Figure content listings
__________________________________________________

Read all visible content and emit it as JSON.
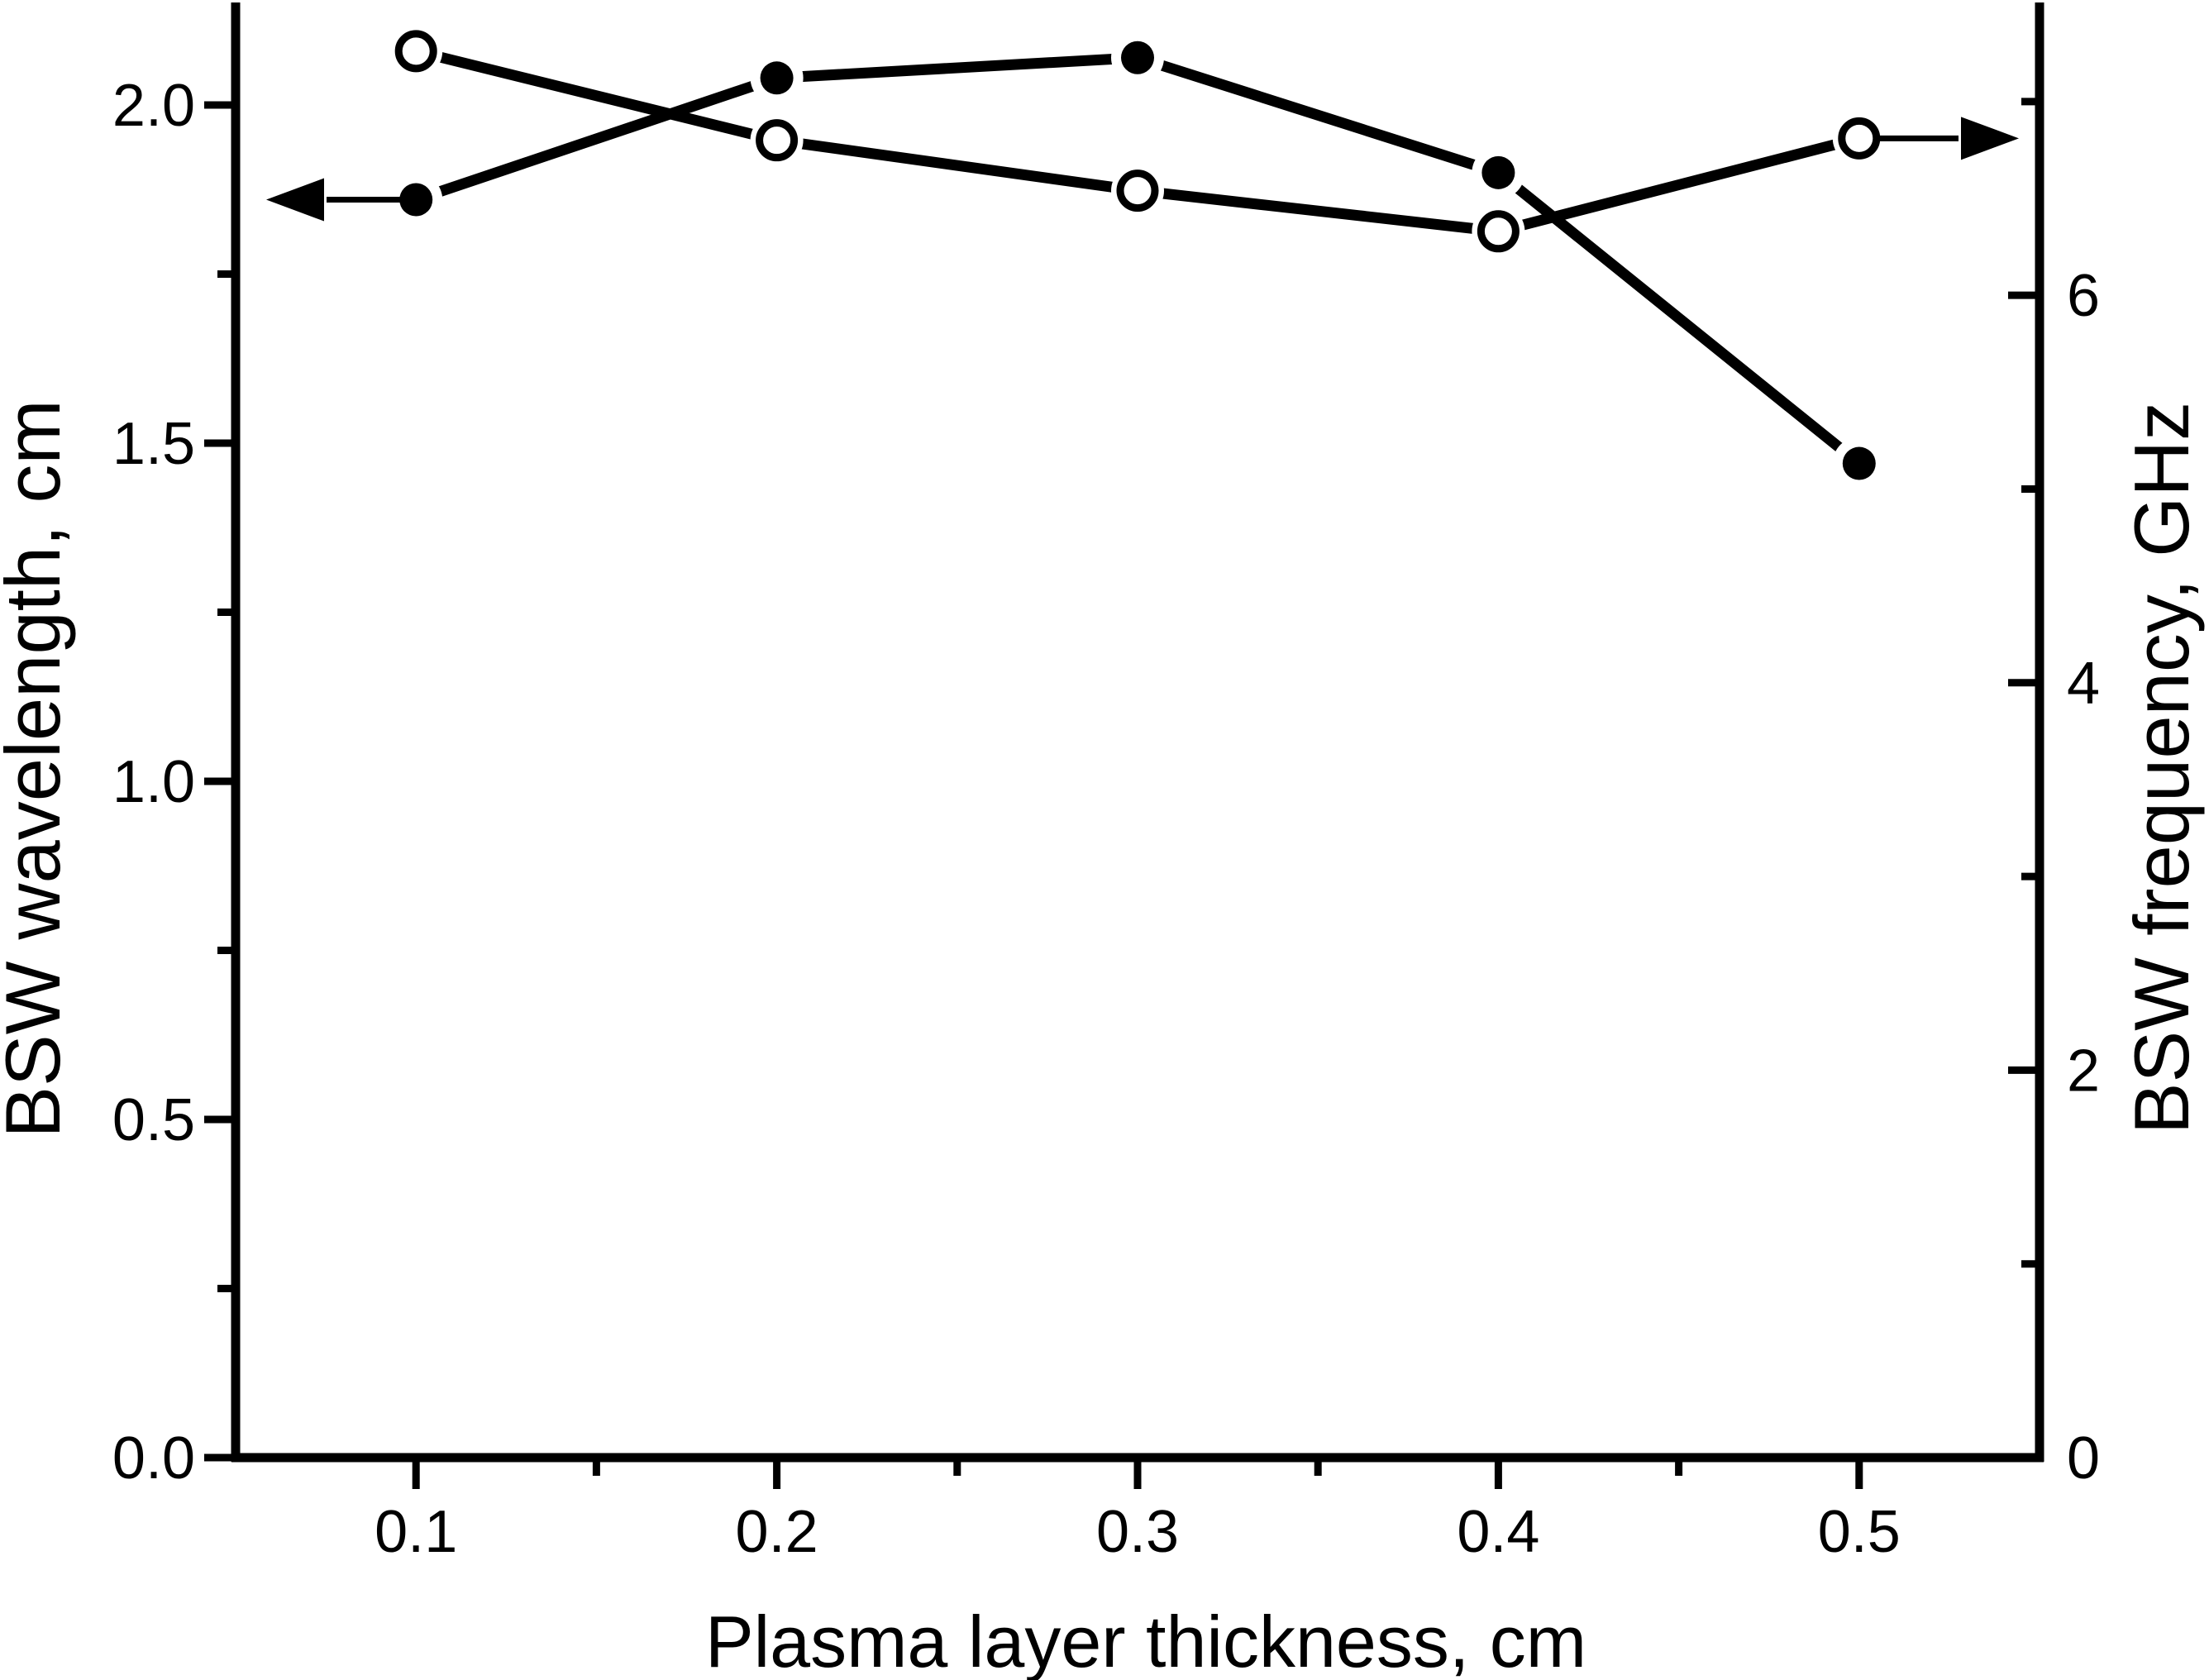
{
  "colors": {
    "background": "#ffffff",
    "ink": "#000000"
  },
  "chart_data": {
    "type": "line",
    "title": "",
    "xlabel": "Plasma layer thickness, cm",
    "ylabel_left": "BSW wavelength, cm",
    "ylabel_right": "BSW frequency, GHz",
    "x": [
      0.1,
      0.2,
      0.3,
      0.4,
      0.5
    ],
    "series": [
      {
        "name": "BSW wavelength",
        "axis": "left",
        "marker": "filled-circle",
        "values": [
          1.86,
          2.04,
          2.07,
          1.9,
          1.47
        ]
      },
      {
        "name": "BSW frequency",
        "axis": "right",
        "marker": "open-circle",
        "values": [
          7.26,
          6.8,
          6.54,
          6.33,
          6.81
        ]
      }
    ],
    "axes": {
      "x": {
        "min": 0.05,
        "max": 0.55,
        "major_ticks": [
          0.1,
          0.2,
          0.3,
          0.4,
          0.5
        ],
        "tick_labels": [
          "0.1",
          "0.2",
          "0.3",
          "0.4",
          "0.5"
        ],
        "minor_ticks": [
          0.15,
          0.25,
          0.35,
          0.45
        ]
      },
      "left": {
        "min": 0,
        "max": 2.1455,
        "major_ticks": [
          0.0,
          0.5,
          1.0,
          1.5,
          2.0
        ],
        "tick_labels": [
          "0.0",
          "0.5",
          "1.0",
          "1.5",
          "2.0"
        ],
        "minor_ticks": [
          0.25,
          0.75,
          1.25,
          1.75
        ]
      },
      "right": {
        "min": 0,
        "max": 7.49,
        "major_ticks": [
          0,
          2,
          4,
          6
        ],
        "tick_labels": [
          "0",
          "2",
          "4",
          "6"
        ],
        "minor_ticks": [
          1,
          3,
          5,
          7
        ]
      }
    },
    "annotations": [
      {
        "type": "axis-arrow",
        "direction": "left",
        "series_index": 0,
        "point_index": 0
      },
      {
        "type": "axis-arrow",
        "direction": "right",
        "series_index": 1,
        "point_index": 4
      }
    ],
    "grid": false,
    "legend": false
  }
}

__________________________________________________

Go through the entries above and count the lines containing the word "name"; give only that count.

2